**Extracted data entries**:
'''
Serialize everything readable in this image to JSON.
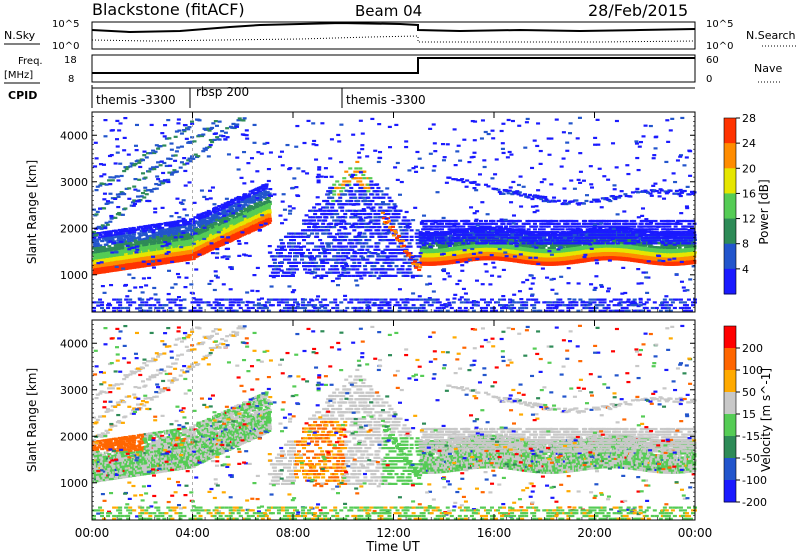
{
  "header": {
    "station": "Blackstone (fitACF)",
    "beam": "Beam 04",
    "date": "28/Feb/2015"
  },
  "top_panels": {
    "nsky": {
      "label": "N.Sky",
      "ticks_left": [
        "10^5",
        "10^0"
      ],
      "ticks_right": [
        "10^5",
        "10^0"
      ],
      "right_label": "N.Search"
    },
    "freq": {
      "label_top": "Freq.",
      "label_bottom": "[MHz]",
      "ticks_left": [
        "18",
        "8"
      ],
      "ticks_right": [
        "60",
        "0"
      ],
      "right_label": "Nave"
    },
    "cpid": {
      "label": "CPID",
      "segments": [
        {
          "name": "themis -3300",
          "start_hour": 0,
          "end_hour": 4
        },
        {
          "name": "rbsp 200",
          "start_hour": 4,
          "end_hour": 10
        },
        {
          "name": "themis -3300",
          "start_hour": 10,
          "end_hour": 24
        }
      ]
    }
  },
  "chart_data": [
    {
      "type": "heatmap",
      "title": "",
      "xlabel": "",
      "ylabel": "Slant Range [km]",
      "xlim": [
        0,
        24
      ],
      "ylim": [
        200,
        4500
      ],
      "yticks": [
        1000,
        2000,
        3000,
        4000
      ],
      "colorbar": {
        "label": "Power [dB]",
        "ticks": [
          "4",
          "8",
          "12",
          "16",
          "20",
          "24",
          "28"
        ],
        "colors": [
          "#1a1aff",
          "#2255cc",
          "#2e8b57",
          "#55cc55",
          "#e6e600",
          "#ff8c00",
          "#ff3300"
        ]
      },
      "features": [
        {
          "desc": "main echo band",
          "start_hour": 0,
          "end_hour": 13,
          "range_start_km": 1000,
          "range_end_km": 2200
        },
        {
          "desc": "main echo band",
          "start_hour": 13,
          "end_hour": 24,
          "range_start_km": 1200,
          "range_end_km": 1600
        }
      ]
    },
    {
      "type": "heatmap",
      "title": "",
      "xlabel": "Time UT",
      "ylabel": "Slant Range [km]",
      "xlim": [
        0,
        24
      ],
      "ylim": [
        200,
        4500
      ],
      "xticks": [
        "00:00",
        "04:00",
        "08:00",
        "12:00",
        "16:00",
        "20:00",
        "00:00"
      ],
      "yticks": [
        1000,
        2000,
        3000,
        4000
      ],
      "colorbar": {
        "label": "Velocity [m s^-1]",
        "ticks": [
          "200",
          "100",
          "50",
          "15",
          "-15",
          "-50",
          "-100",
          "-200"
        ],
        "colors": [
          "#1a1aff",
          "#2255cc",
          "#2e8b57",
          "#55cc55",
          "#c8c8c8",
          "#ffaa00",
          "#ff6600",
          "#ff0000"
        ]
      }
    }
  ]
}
'''
**YOUR TASK**:
Please write out all of the material above without changing a word, and omit any pictures.

**THE RESULT**:
Serialize everything readable in this image to JSON.
{
  "header": {
    "station": "Blackstone (fitACF)",
    "beam": "Beam 04",
    "date": "28/Feb/2015"
  },
  "top_panels": {
    "nsky": {
      "label": "N.Sky",
      "ticks_left": [
        "10^5",
        "10^0"
      ],
      "ticks_right": [
        "10^5",
        "10^0"
      ],
      "right_label": "N.Search"
    },
    "freq": {
      "label_top": "Freq.",
      "label_bottom": "[MHz]",
      "ticks_left": [
        "18",
        "8"
      ],
      "ticks_right": [
        "60",
        "0"
      ],
      "right_label": "Nave"
    },
    "cpid": {
      "label": "CPID",
      "segments": [
        {
          "name": "themis -3300",
          "start_hour": 0,
          "end_hour": 4
        },
        {
          "name": "rbsp 200",
          "start_hour": 4,
          "end_hour": 10
        },
        {
          "name": "themis -3300",
          "start_hour": 10,
          "end_hour": 24
        }
      ]
    }
  },
  "chart_data": [
    {
      "type": "heatmap",
      "title": "",
      "xlabel": "",
      "ylabel": "Slant Range [km]",
      "xlim": [
        0,
        24
      ],
      "ylim": [
        200,
        4500
      ],
      "yticks": [
        1000,
        2000,
        3000,
        4000
      ],
      "colorbar": {
        "label": "Power [dB]",
        "ticks": [
          "4",
          "8",
          "12",
          "16",
          "20",
          "24",
          "28"
        ],
        "colors": [
          "#1a1aff",
          "#2255cc",
          "#2e8b57",
          "#55cc55",
          "#e6e600",
          "#ff8c00",
          "#ff3300"
        ]
      },
      "features": [
        {
          "desc": "main echo band",
          "start_hour": 0,
          "end_hour": 13,
          "range_start_km": 1000,
          "range_end_km": 2200
        },
        {
          "desc": "main echo band",
          "start_hour": 13,
          "end_hour": 24,
          "range_start_km": 1200,
          "range_end_km": 1600
        }
      ]
    },
    {
      "type": "heatmap",
      "title": "",
      "xlabel": "Time UT",
      "ylabel": "Slant Range [km]",
      "xlim": [
        0,
        24
      ],
      "ylim": [
        200,
        4500
      ],
      "xticks": [
        "00:00",
        "04:00",
        "08:00",
        "12:00",
        "16:00",
        "20:00",
        "00:00"
      ],
      "yticks": [
        1000,
        2000,
        3000,
        4000
      ],
      "colorbar": {
        "label": "Velocity [m s^-1]",
        "ticks": [
          "200",
          "100",
          "50",
          "15",
          "-15",
          "-50",
          "-100",
          "-200"
        ],
        "colors": [
          "#1a1aff",
          "#2255cc",
          "#2e8b57",
          "#55cc55",
          "#c8c8c8",
          "#ffaa00",
          "#ff6600",
          "#ff0000"
        ]
      }
    }
  ]
}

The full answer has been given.